Stored data entries:
━━━
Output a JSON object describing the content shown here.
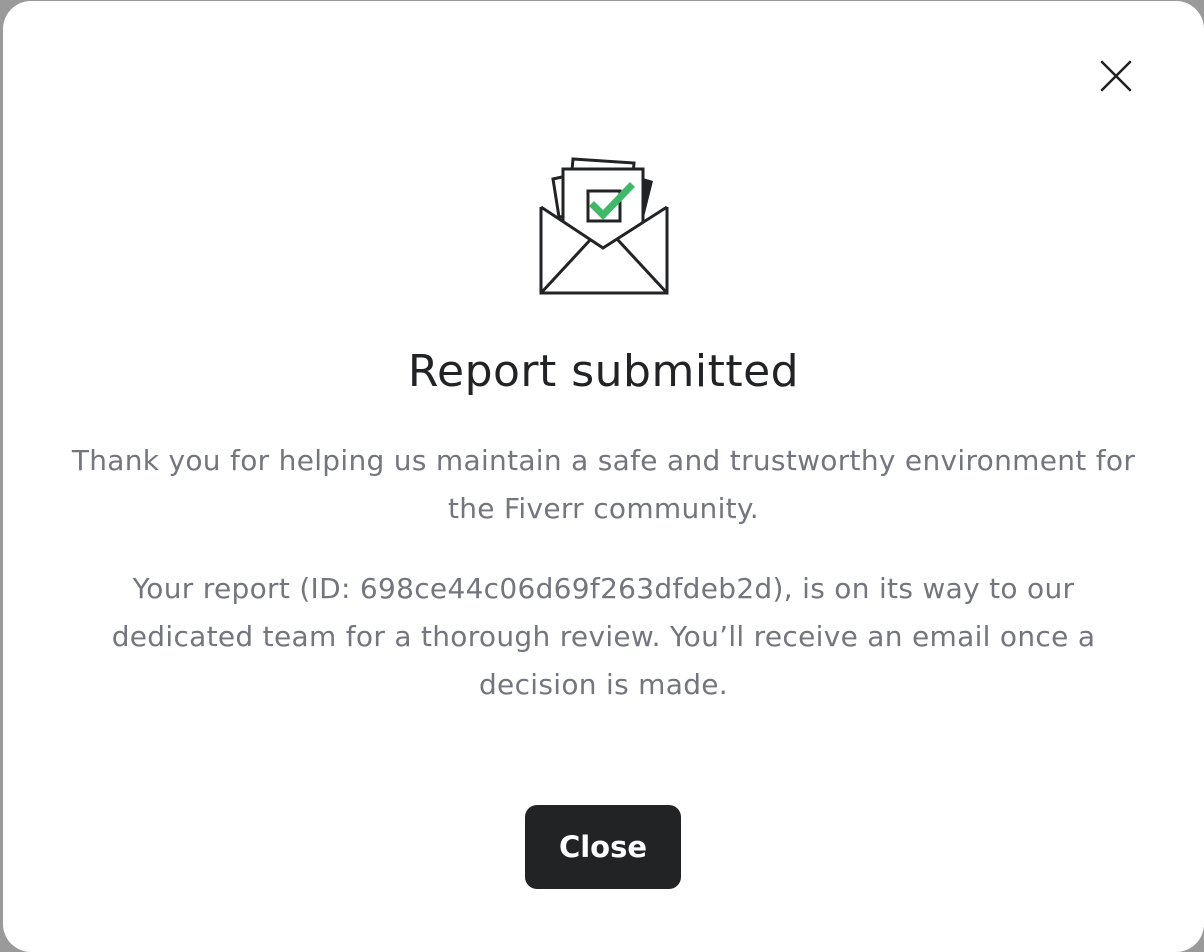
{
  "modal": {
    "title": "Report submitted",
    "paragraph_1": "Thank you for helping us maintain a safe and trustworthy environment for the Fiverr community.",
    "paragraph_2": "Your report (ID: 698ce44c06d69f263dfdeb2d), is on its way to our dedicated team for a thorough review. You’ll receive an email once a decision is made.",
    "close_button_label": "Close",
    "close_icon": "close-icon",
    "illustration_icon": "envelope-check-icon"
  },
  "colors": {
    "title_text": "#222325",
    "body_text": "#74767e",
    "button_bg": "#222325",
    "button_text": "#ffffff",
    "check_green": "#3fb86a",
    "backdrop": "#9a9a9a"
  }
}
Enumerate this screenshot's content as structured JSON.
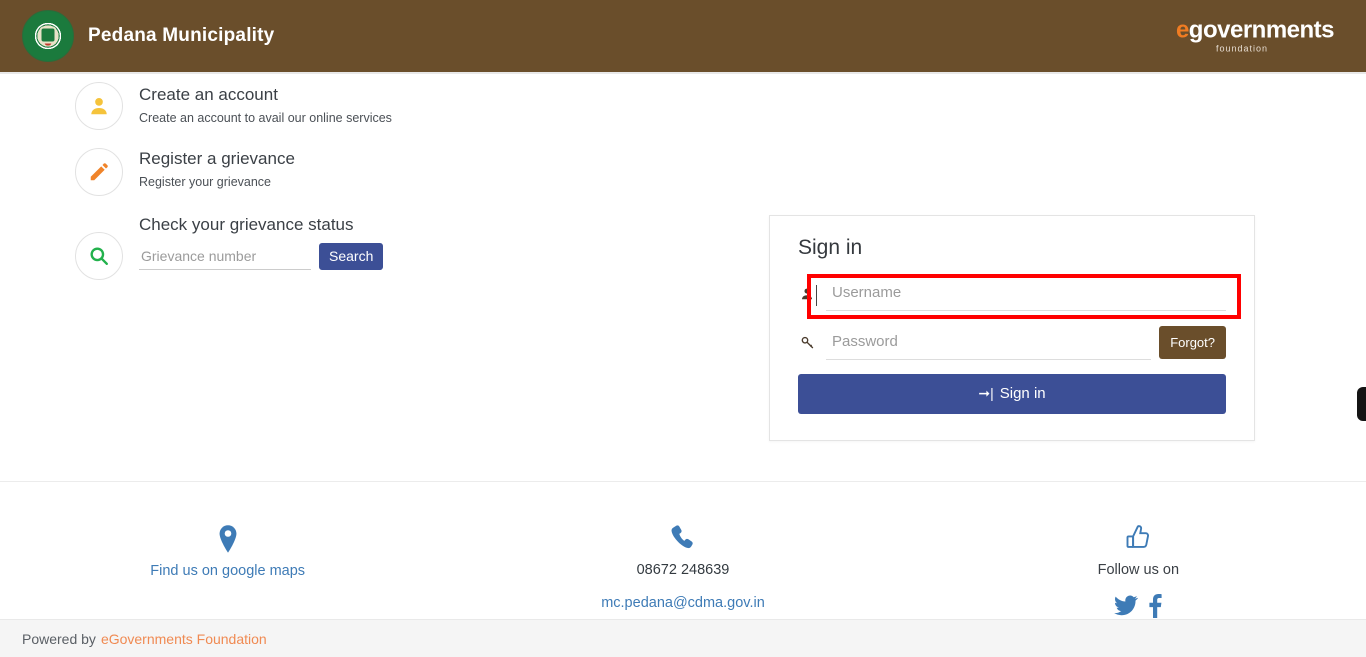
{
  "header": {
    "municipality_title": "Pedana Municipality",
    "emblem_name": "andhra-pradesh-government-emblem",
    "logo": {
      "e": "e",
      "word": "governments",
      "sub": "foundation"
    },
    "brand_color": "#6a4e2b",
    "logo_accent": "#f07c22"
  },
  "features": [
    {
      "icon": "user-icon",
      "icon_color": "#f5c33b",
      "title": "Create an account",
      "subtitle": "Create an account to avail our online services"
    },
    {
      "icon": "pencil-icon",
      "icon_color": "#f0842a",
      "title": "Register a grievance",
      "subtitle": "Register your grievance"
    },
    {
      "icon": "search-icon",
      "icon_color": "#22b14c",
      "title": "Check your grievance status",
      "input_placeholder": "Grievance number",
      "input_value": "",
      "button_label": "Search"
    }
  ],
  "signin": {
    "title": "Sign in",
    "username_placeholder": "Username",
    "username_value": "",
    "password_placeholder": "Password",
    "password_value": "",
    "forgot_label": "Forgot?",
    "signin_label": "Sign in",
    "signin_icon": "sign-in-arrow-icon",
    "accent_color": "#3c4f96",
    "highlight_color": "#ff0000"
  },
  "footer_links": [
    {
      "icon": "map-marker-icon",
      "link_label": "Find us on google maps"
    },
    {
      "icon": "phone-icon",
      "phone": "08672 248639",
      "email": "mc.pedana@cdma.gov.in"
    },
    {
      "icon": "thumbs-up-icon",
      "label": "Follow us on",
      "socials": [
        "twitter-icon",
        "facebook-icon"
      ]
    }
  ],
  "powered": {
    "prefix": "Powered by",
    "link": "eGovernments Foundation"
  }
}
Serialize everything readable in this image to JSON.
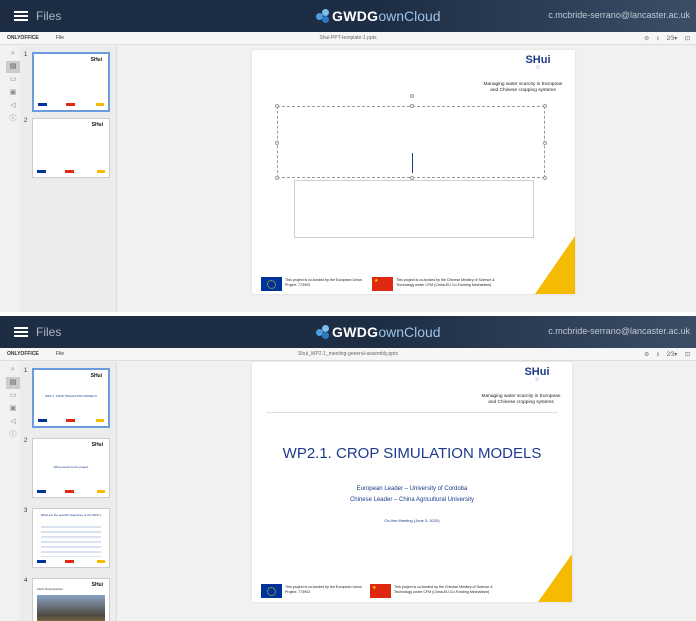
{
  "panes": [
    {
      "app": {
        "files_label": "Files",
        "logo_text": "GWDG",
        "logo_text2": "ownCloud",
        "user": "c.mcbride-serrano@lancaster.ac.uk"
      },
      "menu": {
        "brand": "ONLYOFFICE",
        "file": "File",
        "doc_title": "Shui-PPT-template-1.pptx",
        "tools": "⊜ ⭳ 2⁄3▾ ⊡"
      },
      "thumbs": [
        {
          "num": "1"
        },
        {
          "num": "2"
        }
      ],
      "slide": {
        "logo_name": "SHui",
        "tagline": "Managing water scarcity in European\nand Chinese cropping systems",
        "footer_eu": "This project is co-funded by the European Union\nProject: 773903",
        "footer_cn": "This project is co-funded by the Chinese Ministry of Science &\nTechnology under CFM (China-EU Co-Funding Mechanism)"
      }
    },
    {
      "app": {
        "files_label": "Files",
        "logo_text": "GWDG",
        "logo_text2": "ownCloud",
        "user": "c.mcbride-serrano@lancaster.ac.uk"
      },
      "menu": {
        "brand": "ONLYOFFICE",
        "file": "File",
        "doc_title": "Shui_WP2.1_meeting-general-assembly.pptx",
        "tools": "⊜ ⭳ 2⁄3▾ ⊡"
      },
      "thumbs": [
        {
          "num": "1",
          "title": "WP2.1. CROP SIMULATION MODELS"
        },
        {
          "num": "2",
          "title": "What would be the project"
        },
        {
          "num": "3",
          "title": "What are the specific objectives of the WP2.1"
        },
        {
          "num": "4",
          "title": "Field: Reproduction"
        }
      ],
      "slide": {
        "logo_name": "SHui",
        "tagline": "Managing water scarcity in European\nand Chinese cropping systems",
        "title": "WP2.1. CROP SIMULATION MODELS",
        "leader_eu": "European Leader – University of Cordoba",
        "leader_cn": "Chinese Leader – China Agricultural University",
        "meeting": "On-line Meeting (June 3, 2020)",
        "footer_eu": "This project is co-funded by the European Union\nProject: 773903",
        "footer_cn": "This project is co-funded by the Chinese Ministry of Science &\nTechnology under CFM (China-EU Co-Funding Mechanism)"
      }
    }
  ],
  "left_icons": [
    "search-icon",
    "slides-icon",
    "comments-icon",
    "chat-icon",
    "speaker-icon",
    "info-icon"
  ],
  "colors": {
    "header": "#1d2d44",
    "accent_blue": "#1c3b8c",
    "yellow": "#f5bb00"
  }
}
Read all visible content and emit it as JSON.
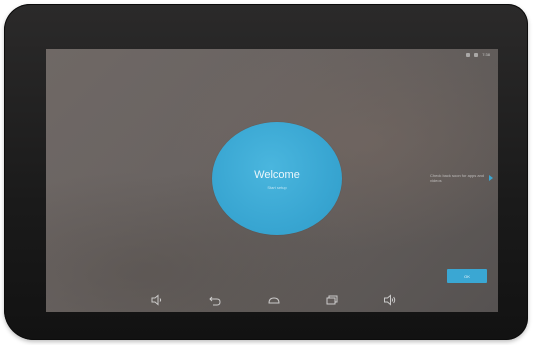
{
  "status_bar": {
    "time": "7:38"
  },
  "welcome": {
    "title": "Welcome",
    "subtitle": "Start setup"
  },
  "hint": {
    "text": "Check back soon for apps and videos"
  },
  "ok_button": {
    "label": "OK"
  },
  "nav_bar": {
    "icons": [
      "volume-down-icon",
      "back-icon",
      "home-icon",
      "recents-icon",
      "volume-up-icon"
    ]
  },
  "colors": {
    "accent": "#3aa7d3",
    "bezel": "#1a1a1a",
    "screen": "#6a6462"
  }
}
━━━
__AIM__.
Set down all the data again exactly as above, pictures excluded.

__FINAL RESULT__.
Output a JSON object describing the content shown here.
{
  "modal": {
    "title": "Report submitted",
    "paragraph_1": "Thank you for helping us maintain a safe and trustworthy environment for the Fiverr community.",
    "paragraph_2": "Your report (ID: 698ce44c06d69f263dfdeb2d), is on its way to our dedicated team for a thorough review. You’ll receive an email once a decision is made.",
    "close_button_label": "Close",
    "close_icon": "close-icon",
    "illustration_icon": "envelope-check-icon"
  },
  "colors": {
    "title_text": "#222325",
    "body_text": "#74767e",
    "button_bg": "#222325",
    "button_text": "#ffffff",
    "check_green": "#3fb86a",
    "backdrop": "#9a9a9a"
  }
}
Enumerate this screenshot's content as structured JSON.
{
  "header": {
    "municipality_title": "Pedana Municipality",
    "emblem_name": "andhra-pradesh-government-emblem",
    "logo": {
      "e": "e",
      "word": "governments",
      "sub": "foundation"
    },
    "brand_color": "#6a4e2b",
    "logo_accent": "#f07c22"
  },
  "features": [
    {
      "icon": "user-icon",
      "icon_color": "#f5c33b",
      "title": "Create an account",
      "subtitle": "Create an account to avail our online services"
    },
    {
      "icon": "pencil-icon",
      "icon_color": "#f0842a",
      "title": "Register a grievance",
      "subtitle": "Register your grievance"
    },
    {
      "icon": "search-icon",
      "icon_color": "#22b14c",
      "title": "Check your grievance status",
      "input_placeholder": "Grievance number",
      "input_value": "",
      "button_label": "Search"
    }
  ],
  "signin": {
    "title": "Sign in",
    "username_placeholder": "Username",
    "username_value": "",
    "password_placeholder": "Password",
    "password_value": "",
    "forgot_label": "Forgot?",
    "signin_label": "Sign in",
    "signin_icon": "sign-in-arrow-icon",
    "accent_color": "#3c4f96",
    "highlight_color": "#ff0000"
  },
  "footer_links": [
    {
      "icon": "map-marker-icon",
      "link_label": "Find us on google maps"
    },
    {
      "icon": "phone-icon",
      "phone": "08672 248639",
      "email": "mc.pedana@cdma.gov.in"
    },
    {
      "icon": "thumbs-up-icon",
      "label": "Follow us on",
      "socials": [
        "twitter-icon",
        "facebook-icon"
      ]
    }
  ],
  "powered": {
    "prefix": "Powered by",
    "link": "eGovernments Foundation"
  }
}
Serialize everything readable in this image to JSON.
{
  "panes": [
    {
      "app": {
        "files_label": "Files",
        "logo_text": "GWDG",
        "logo_text2": "ownCloud",
        "user": "c.mcbride-serrano@lancaster.ac.uk"
      },
      "menu": {
        "brand": "ONLYOFFICE",
        "file": "File",
        "doc_title": "Shui-PPT-template-1.pptx",
        "tools": "⊜ ⭳ 2⁄3▾ ⊡"
      },
      "thumbs": [
        {
          "num": "1"
        },
        {
          "num": "2"
        }
      ],
      "slide": {
        "logo_name": "SHui",
        "tagline": "Managing water scarcity in European\nand Chinese cropping systems",
        "footer_eu": "This project is co-funded by the European Union\nProject: 773903",
        "footer_cn": "This project is co-funded by the Chinese Ministry of Science &\nTechnology under CFM (China-EU Co-Funding Mechanism)"
      }
    },
    {
      "app": {
        "files_label": "Files",
        "logo_text": "GWDG",
        "logo_text2": "ownCloud",
        "user": "c.mcbride-serrano@lancaster.ac.uk"
      },
      "menu": {
        "brand": "ONLYOFFICE",
        "file": "File",
        "doc_title": "Shui_WP2.1_meeting-general-assembly.pptx",
        "tools": "⊜ ⭳ 2⁄3▾ ⊡"
      },
      "thumbs": [
        {
          "num": "1",
          "title": "WP2.1. CROP SIMULATION MODELS"
        },
        {
          "num": "2",
          "title": "What would be the project"
        },
        {
          "num": "3",
          "title": "What are the specific objectives of the WP2.1"
        },
        {
          "num": "4",
          "title": "Field: Reproduction"
        }
      ],
      "slide": {
        "logo_name": "SHui",
        "tagline": "Managing water scarcity in European\nand Chinese cropping systems",
        "title": "WP2.1. CROP SIMULATION MODELS",
        "leader_eu": "European Leader – University of Cordoba",
        "leader_cn": "Chinese Leader – China Agricultural University",
        "meeting": "On-line Meeting (June 3, 2020)",
        "footer_eu": "This project is co-funded by the European Union\nProject: 773903",
        "footer_cn": "This project is co-funded by the Chinese Ministry of Science &\nTechnology under CFM (China-EU Co-Funding Mechanism)"
      }
    }
  ],
  "left_icons": [
    "search-icon",
    "slides-icon",
    "comments-icon",
    "chat-icon",
    "speaker-icon",
    "info-icon"
  ],
  "colors": {
    "header": "#1d2d44",
    "accent_blue": "#1c3b8c",
    "yellow": "#f5bb00"
  }
}
Read all visible content and emit it as JSON.
{
  "status_bar": {
    "time": "7:38"
  },
  "welcome": {
    "title": "Welcome",
    "subtitle": "Start setup"
  },
  "hint": {
    "text": "Check back soon for apps and videos"
  },
  "ok_button": {
    "label": "OK"
  },
  "nav_bar": {
    "icons": [
      "volume-down-icon",
      "back-icon",
      "home-icon",
      "recents-icon",
      "volume-up-icon"
    ]
  },
  "colors": {
    "accent": "#3aa7d3",
    "bezel": "#1a1a1a",
    "screen": "#6a6462"
  }
}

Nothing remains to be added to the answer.